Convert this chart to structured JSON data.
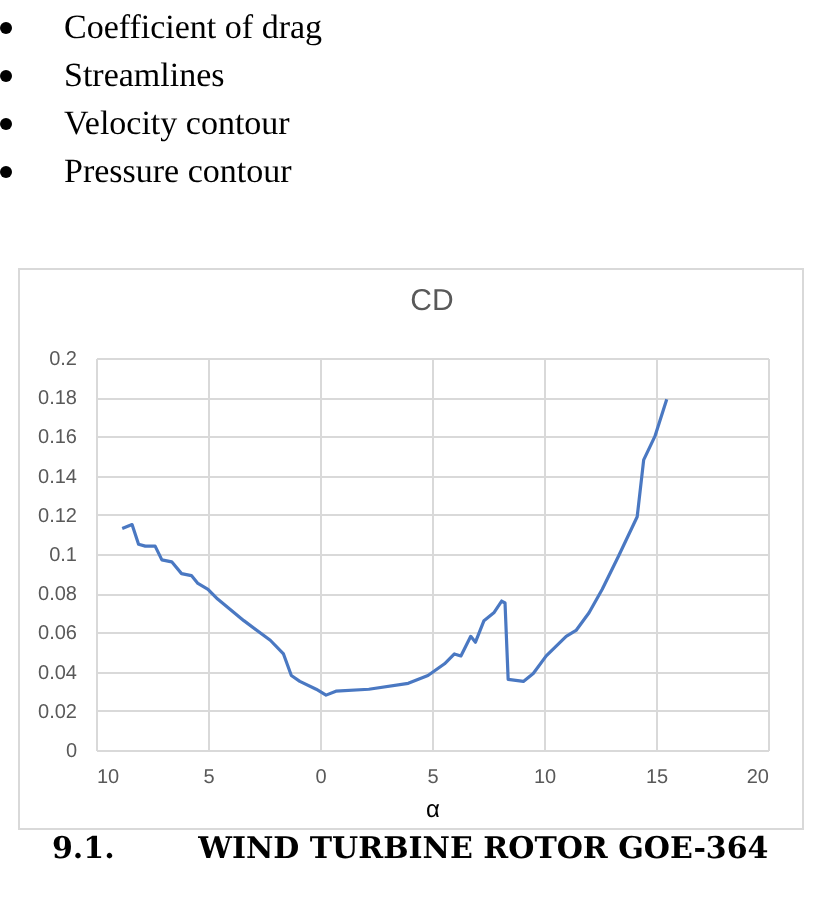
{
  "chart_data": {
    "type": "line",
    "title": "CD",
    "xlabel": "α",
    "annotations": [
      "Coefficient of drag",
      "Streamlines",
      "Velocity contour",
      "Pressure contour",
      "9.1.        WIND TURBINE ROTOR GOE-364"
    ],
    "series": [
      {
        "color": "#4a78c2",
        "x": [
          -8.83,
          -8.39,
          -8.1,
          -7.8,
          -7.36,
          -7.06,
          -6.62,
          -6.18,
          -5.74,
          -5.45,
          -5.0,
          -4.57,
          -3.4,
          -2.22,
          -1.63,
          -1.28,
          -0.9,
          -0.17,
          0.27,
          0.71,
          2.18,
          3.94,
          4.82,
          5.56,
          6.0,
          6.29,
          6.73,
          6.94,
          7.32,
          7.76,
          8.11,
          8.26,
          8.4,
          9.08,
          9.52,
          10.1,
          10.99,
          11.43,
          12.01,
          12.6,
          13.33,
          14.16,
          14.45,
          14.95,
          15.48
        ],
        "values": [
          0.113,
          0.115,
          0.105,
          0.104,
          0.104,
          0.097,
          0.096,
          0.09,
          0.089,
          0.085,
          0.082,
          0.077,
          0.066,
          0.056,
          0.049,
          0.038,
          0.035,
          0.031,
          0.028,
          0.03,
          0.031,
          0.034,
          0.038,
          0.044,
          0.049,
          0.048,
          0.058,
          0.055,
          0.066,
          0.07,
          0.076,
          0.075,
          0.036,
          0.035,
          0.039,
          0.048,
          0.058,
          0.061,
          0.07,
          0.082,
          0.099,
          0.119,
          0.148,
          0.16,
          0.179
        ]
      }
    ],
    "xlim": [
      -10,
      20
    ],
    "xticks": [
      {
        "value": -10,
        "label": "10"
      },
      {
        "value": -5,
        "label": "5"
      },
      0,
      5,
      10,
      15,
      20
    ],
    "ylim": [
      0,
      0.2
    ],
    "yticks": [
      0,
      0.02,
      0.04,
      0.06,
      0.08,
      0.1,
      0.12,
      0.14,
      0.16,
      0.18,
      0.2
    ],
    "grid": true,
    "legend": false,
    "marker": "none",
    "line_style": "solid"
  }
}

* What to do *
Take the records above and transcribe them exactly, dropping every picture.

* Response for this exercise *
Convert this chart to structured JSON data.
{
  "chart_data": {
    "type": "line",
    "title": "CD",
    "xlabel": "α",
    "annotations": [
      "Coefficient of drag",
      "Streamlines",
      "Velocity contour",
      "Pressure contour",
      "9.1.        WIND TURBINE ROTOR GOE-364"
    ],
    "series": [
      {
        "color": "#4a78c2",
        "x": [
          -8.83,
          -8.39,
          -8.1,
          -7.8,
          -7.36,
          -7.06,
          -6.62,
          -6.18,
          -5.74,
          -5.45,
          -5.0,
          -4.57,
          -3.4,
          -2.22,
          -1.63,
          -1.28,
          -0.9,
          -0.17,
          0.27,
          0.71,
          2.18,
          3.94,
          4.82,
          5.56,
          6.0,
          6.29,
          6.73,
          6.94,
          7.32,
          7.76,
          8.11,
          8.26,
          8.4,
          9.08,
          9.52,
          10.1,
          10.99,
          11.43,
          12.01,
          12.6,
          13.33,
          14.16,
          14.45,
          14.95,
          15.48
        ],
        "values": [
          0.113,
          0.115,
          0.105,
          0.104,
          0.104,
          0.097,
          0.096,
          0.09,
          0.089,
          0.085,
          0.082,
          0.077,
          0.066,
          0.056,
          0.049,
          0.038,
          0.035,
          0.031,
          0.028,
          0.03,
          0.031,
          0.034,
          0.038,
          0.044,
          0.049,
          0.048,
          0.058,
          0.055,
          0.066,
          0.07,
          0.076,
          0.075,
          0.036,
          0.035,
          0.039,
          0.048,
          0.058,
          0.061,
          0.07,
          0.082,
          0.099,
          0.119,
          0.148,
          0.16,
          0.179
        ]
      }
    ],
    "xlim": [
      -10,
      20
    ],
    "xticks": [
      {
        "value": -10,
        "label": "10"
      },
      {
        "value": -5,
        "label": "5"
      },
      0,
      5,
      10,
      15,
      20
    ],
    "ylim": [
      0,
      0.2
    ],
    "yticks": [
      0,
      0.02,
      0.04,
      0.06,
      0.08,
      0.1,
      0.12,
      0.14,
      0.16,
      0.18,
      0.2
    ],
    "grid": true,
    "legend": false,
    "marker": "none",
    "line_style": "solid"
  }
}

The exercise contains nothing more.